WORK INSTRUCTIONS.
Comb through the entries for "impuestos" and pull out each line that holds it.

RECORDS TO PROCESS.
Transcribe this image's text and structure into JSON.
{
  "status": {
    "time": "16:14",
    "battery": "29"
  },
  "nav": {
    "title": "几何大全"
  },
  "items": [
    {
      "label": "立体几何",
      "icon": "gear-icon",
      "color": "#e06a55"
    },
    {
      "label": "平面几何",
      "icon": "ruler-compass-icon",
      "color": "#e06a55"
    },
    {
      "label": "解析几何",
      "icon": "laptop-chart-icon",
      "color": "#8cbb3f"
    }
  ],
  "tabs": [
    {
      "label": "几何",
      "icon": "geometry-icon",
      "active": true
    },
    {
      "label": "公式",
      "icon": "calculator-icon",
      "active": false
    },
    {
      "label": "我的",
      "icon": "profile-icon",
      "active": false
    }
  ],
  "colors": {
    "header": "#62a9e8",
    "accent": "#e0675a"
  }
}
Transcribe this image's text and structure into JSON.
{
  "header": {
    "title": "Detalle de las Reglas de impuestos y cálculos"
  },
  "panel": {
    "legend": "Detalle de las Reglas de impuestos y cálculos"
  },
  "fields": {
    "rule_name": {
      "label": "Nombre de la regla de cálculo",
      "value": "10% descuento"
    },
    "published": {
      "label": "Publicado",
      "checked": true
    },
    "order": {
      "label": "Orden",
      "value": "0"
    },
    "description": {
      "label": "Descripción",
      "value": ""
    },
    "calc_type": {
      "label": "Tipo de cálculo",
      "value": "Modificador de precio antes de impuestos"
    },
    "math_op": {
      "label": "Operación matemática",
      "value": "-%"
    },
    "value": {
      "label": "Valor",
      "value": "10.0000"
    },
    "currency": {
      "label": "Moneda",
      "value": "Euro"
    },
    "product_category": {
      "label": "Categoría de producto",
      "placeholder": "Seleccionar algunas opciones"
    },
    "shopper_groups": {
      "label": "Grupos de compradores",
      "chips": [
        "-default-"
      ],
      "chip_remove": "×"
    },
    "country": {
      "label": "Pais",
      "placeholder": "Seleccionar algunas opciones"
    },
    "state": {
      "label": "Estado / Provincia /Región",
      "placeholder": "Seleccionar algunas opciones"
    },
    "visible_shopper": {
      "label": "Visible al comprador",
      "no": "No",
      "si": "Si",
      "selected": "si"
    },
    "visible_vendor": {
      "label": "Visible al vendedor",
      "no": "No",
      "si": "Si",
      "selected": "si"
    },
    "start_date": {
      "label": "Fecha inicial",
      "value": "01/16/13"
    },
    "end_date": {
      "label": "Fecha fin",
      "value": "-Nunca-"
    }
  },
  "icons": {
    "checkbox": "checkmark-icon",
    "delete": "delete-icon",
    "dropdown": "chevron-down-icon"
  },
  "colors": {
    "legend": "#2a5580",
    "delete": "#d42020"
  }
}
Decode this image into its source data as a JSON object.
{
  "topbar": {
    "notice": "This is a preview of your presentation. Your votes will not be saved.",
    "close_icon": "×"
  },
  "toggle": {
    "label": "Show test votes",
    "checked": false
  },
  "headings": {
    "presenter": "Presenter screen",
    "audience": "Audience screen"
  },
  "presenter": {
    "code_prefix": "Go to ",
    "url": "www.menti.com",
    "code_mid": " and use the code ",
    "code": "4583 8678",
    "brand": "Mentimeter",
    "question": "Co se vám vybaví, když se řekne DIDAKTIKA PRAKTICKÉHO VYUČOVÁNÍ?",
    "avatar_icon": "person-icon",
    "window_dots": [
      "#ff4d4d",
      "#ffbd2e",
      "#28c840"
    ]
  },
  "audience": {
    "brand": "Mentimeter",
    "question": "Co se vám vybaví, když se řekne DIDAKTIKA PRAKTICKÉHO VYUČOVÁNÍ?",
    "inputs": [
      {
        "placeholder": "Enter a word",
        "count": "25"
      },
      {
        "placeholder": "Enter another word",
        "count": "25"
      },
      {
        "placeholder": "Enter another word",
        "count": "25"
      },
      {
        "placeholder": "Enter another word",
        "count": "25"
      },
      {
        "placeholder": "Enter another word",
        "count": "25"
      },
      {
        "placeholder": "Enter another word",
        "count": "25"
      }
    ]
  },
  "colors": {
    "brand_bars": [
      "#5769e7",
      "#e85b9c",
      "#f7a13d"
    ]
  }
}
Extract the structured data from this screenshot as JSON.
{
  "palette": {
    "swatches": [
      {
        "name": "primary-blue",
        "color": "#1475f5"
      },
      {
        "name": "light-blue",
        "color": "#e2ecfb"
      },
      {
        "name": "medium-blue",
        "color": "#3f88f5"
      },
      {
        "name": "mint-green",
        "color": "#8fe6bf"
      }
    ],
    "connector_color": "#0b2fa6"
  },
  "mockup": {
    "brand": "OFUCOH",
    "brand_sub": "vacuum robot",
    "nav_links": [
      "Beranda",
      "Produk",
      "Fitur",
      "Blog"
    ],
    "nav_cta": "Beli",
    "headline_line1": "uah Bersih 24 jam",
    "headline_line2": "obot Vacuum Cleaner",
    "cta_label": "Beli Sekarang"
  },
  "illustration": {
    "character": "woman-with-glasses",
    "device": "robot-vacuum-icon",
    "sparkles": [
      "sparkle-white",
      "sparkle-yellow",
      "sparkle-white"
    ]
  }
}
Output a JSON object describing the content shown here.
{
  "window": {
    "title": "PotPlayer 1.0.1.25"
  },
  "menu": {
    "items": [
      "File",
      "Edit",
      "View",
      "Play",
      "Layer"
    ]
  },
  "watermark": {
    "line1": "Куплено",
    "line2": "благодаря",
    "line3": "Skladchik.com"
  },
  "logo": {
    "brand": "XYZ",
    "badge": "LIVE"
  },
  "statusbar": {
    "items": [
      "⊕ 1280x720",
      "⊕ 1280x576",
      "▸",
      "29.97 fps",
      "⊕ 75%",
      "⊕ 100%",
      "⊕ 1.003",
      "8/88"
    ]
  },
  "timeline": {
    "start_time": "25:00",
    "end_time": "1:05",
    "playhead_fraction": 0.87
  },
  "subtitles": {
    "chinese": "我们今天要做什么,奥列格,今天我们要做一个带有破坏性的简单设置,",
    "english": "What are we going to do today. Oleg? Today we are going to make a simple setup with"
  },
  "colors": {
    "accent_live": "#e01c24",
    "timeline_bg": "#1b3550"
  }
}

RIGHT ANSWER.
    "title": "Detalle de las Reglas de impuestos y cálculos"
    "legend": "Detalle de las Reglas de impuestos y cálculos"
      "value": "Modificador de precio antes de impuestos"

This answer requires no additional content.